• **Aim**:
Reproduce each line exactly.

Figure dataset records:
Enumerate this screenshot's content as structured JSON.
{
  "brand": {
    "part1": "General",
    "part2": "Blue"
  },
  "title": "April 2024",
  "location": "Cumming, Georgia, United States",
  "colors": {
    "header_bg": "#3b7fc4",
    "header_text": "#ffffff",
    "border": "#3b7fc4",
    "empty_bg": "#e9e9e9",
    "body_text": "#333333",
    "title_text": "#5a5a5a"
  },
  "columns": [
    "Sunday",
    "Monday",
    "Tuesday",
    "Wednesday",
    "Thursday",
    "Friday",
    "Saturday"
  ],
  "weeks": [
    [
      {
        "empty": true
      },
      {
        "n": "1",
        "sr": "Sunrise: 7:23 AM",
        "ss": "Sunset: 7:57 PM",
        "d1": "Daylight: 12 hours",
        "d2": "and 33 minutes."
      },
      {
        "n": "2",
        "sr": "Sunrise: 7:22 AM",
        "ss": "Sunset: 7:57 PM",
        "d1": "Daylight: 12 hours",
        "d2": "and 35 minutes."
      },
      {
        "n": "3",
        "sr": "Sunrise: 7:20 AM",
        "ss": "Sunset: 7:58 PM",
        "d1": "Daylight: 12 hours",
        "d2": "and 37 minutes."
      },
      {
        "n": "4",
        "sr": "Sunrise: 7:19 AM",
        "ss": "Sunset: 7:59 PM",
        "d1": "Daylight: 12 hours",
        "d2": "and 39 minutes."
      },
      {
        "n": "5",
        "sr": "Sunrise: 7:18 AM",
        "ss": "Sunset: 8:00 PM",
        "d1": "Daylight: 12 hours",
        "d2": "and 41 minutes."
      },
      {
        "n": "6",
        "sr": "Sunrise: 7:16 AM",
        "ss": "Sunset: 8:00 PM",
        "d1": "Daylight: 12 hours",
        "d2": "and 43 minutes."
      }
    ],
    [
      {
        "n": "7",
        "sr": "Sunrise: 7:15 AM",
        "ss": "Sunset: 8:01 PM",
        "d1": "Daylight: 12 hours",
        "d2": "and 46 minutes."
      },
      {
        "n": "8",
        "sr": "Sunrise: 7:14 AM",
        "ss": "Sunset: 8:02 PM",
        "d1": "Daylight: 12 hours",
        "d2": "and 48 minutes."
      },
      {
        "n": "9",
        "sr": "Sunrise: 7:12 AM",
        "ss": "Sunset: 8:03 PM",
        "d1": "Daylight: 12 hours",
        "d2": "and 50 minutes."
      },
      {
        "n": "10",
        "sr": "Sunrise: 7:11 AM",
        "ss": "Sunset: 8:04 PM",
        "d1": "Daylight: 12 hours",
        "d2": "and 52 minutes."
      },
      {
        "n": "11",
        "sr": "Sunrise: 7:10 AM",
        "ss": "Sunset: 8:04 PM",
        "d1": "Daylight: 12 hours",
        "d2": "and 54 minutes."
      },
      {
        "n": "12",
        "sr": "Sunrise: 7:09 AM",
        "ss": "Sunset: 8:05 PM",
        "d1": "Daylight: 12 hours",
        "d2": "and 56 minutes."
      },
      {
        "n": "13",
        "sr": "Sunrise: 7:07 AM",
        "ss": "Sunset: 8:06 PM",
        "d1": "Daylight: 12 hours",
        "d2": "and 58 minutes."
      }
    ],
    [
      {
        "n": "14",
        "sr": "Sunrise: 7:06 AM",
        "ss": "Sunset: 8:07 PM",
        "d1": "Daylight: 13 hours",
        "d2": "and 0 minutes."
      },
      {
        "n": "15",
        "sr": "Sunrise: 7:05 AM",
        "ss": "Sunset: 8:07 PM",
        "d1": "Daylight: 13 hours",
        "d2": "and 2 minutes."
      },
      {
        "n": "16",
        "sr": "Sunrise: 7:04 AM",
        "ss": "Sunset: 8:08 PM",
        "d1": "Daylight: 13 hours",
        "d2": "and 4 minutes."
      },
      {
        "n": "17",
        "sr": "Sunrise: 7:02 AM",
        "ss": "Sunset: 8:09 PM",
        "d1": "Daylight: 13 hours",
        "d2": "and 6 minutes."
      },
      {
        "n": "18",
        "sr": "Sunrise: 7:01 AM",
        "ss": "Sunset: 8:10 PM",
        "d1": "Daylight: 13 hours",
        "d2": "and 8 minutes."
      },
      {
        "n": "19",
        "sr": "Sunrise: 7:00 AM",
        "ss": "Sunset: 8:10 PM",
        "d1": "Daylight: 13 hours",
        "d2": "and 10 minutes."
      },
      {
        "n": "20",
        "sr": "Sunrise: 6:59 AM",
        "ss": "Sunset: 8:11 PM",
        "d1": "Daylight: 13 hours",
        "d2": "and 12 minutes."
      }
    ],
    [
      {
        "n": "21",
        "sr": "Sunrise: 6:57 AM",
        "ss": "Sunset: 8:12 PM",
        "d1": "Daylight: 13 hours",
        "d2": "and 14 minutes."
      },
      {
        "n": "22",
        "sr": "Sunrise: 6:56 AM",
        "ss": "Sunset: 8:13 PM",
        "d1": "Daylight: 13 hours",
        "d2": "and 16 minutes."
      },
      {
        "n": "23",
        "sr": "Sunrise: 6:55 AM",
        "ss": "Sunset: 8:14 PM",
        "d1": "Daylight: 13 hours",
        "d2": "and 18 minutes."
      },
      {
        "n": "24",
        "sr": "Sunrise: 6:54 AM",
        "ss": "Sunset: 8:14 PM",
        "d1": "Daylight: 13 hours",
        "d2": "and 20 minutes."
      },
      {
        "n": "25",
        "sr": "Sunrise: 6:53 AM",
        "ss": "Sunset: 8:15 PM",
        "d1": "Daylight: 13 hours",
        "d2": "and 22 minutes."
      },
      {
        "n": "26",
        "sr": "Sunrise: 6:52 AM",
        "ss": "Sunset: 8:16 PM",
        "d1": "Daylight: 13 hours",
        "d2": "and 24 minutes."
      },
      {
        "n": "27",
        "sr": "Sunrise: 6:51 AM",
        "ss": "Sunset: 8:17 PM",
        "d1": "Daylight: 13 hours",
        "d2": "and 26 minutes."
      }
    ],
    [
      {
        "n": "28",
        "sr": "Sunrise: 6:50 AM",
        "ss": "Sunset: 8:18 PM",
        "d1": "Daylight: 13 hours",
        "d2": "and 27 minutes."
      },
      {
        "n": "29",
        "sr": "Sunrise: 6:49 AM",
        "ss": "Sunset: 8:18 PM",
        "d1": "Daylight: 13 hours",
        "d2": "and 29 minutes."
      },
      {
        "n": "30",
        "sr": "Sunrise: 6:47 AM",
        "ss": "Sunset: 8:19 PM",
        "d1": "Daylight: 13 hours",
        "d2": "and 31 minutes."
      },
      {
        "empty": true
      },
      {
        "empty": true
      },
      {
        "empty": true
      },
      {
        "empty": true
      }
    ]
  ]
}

• **Problem solution**:
Enumerate this screenshot's content as structured JSON.
{
  "brand": {
    "part1": "General",
    "part2": "Blue"
  },
  "title": "April 2024",
  "location": "Cumming, Georgia, United States",
  "colors": {
    "header_bg": "#3b7fc4",
    "header_text": "#ffffff",
    "border": "#3b7fc4",
    "empty_bg": "#e9e9e9",
    "body_text": "#333333",
    "title_text": "#5a5a5a"
  },
  "columns": [
    "Sunday",
    "Monday",
    "Tuesday",
    "Wednesday",
    "Thursday",
    "Friday",
    "Saturday"
  ],
  "weeks": [
    [
      {
        "empty": true
      },
      {
        "n": "1",
        "sr": "Sunrise: 7:23 AM",
        "ss": "Sunset: 7:57 PM",
        "d1": "Daylight: 12 hours",
        "d2": "and 33 minutes."
      },
      {
        "n": "2",
        "sr": "Sunrise: 7:22 AM",
        "ss": "Sunset: 7:57 PM",
        "d1": "Daylight: 12 hours",
        "d2": "and 35 minutes."
      },
      {
        "n": "3",
        "sr": "Sunrise: 7:20 AM",
        "ss": "Sunset: 7:58 PM",
        "d1": "Daylight: 12 hours",
        "d2": "and 37 minutes."
      },
      {
        "n": "4",
        "sr": "Sunrise: 7:19 AM",
        "ss": "Sunset: 7:59 PM",
        "d1": "Daylight: 12 hours",
        "d2": "and 39 minutes."
      },
      {
        "n": "5",
        "sr": "Sunrise: 7:18 AM",
        "ss": "Sunset: 8:00 PM",
        "d1": "Daylight: 12 hours",
        "d2": "and 41 minutes."
      },
      {
        "n": "6",
        "sr": "Sunrise: 7:16 AM",
        "ss": "Sunset: 8:00 PM",
        "d1": "Daylight: 12 hours",
        "d2": "and 43 minutes."
      }
    ],
    [
      {
        "n": "7",
        "sr": "Sunrise: 7:15 AM",
        "ss": "Sunset: 8:01 PM",
        "d1": "Daylight: 12 hours",
        "d2": "and 46 minutes."
      },
      {
        "n": "8",
        "sr": "Sunrise: 7:14 AM",
        "ss": "Sunset: 8:02 PM",
        "d1": "Daylight: 12 hours",
        "d2": "and 48 minutes."
      },
      {
        "n": "9",
        "sr": "Sunrise: 7:12 AM",
        "ss": "Sunset: 8:03 PM",
        "d1": "Daylight: 12 hours",
        "d2": "and 50 minutes."
      },
      {
        "n": "10",
        "sr": "Sunrise: 7:11 AM",
        "ss": "Sunset: 8:04 PM",
        "d1": "Daylight: 12 hours",
        "d2": "and 52 minutes."
      },
      {
        "n": "11",
        "sr": "Sunrise: 7:10 AM",
        "ss": "Sunset: 8:04 PM",
        "d1": "Daylight: 12 hours",
        "d2": "and 54 minutes."
      },
      {
        "n": "12",
        "sr": "Sunrise: 7:09 AM",
        "ss": "Sunset: 8:05 PM",
        "d1": "Daylight: 12 hours",
        "d2": "and 56 minutes."
      },
      {
        "n": "13",
        "sr": "Sunrise: 7:07 AM",
        "ss": "Sunset: 8:06 PM",
        "d1": "Daylight: 12 hours",
        "d2": "and 58 minutes."
      }
    ],
    [
      {
        "n": "14",
        "sr": "Sunrise: 7:06 AM",
        "ss": "Sunset: 8:07 PM",
        "d1": "Daylight: 13 hours",
        "d2": "and 0 minutes."
      },
      {
        "n": "15",
        "sr": "Sunrise: 7:05 AM",
        "ss": "Sunset: 8:07 PM",
        "d1": "Daylight: 13 hours",
        "d2": "and 2 minutes."
      },
      {
        "n": "16",
        "sr": "Sunrise: 7:04 AM",
        "ss": "Sunset: 8:08 PM",
        "d1": "Daylight: 13 hours",
        "d2": "and 4 minutes."
      },
      {
        "n": "17",
        "sr": "Sunrise: 7:02 AM",
        "ss": "Sunset: 8:09 PM",
        "d1": "Daylight: 13 hours",
        "d2": "and 6 minutes."
      },
      {
        "n": "18",
        "sr": "Sunrise: 7:01 AM",
        "ss": "Sunset: 8:10 PM",
        "d1": "Daylight: 13 hours",
        "d2": "and 8 minutes."
      },
      {
        "n": "19",
        "sr": "Sunrise: 7:00 AM",
        "ss": "Sunset: 8:10 PM",
        "d1": "Daylight: 13 hours",
        "d2": "and 10 minutes."
      },
      {
        "n": "20",
        "sr": "Sunrise: 6:59 AM",
        "ss": "Sunset: 8:11 PM",
        "d1": "Daylight: 13 hours",
        "d2": "and 12 minutes."
      }
    ],
    [
      {
        "n": "21",
        "sr": "Sunrise: 6:57 AM",
        "ss": "Sunset: 8:12 PM",
        "d1": "Daylight: 13 hours",
        "d2": "and 14 minutes."
      },
      {
        "n": "22",
        "sr": "Sunrise: 6:56 AM",
        "ss": "Sunset: 8:13 PM",
        "d1": "Daylight: 13 hours",
        "d2": "and 16 minutes."
      },
      {
        "n": "23",
        "sr": "Sunrise: 6:55 AM",
        "ss": "Sunset: 8:14 PM",
        "d1": "Daylight: 13 hours",
        "d2": "and 18 minutes."
      },
      {
        "n": "24",
        "sr": "Sunrise: 6:54 AM",
        "ss": "Sunset: 8:14 PM",
        "d1": "Daylight: 13 hours",
        "d2": "and 20 minutes."
      },
      {
        "n": "25",
        "sr": "Sunrise: 6:53 AM",
        "ss": "Sunset: 8:15 PM",
        "d1": "Daylight: 13 hours",
        "d2": "and 22 minutes."
      },
      {
        "n": "26",
        "sr": "Sunrise: 6:52 AM",
        "ss": "Sunset: 8:16 PM",
        "d1": "Daylight: 13 hours",
        "d2": "and 24 minutes."
      },
      {
        "n": "27",
        "sr": "Sunrise: 6:51 AM",
        "ss": "Sunset: 8:17 PM",
        "d1": "Daylight: 13 hours",
        "d2": "and 26 minutes."
      }
    ],
    [
      {
        "n": "28",
        "sr": "Sunrise: 6:50 AM",
        "ss": "Sunset: 8:18 PM",
        "d1": "Daylight: 13 hours",
        "d2": "and 27 minutes."
      },
      {
        "n": "29",
        "sr": "Sunrise: 6:49 AM",
        "ss": "Sunset: 8:18 PM",
        "d1": "Daylight: 13 hours",
        "d2": "and 29 minutes."
      },
      {
        "n": "30",
        "sr": "Sunrise: 6:47 AM",
        "ss": "Sunset: 8:19 PM",
        "d1": "Daylight: 13 hours",
        "d2": "and 31 minutes."
      },
      {
        "empty": true
      },
      {
        "empty": true
      },
      {
        "empty": true
      },
      {
        "empty": true
      }
    ]
  ]
}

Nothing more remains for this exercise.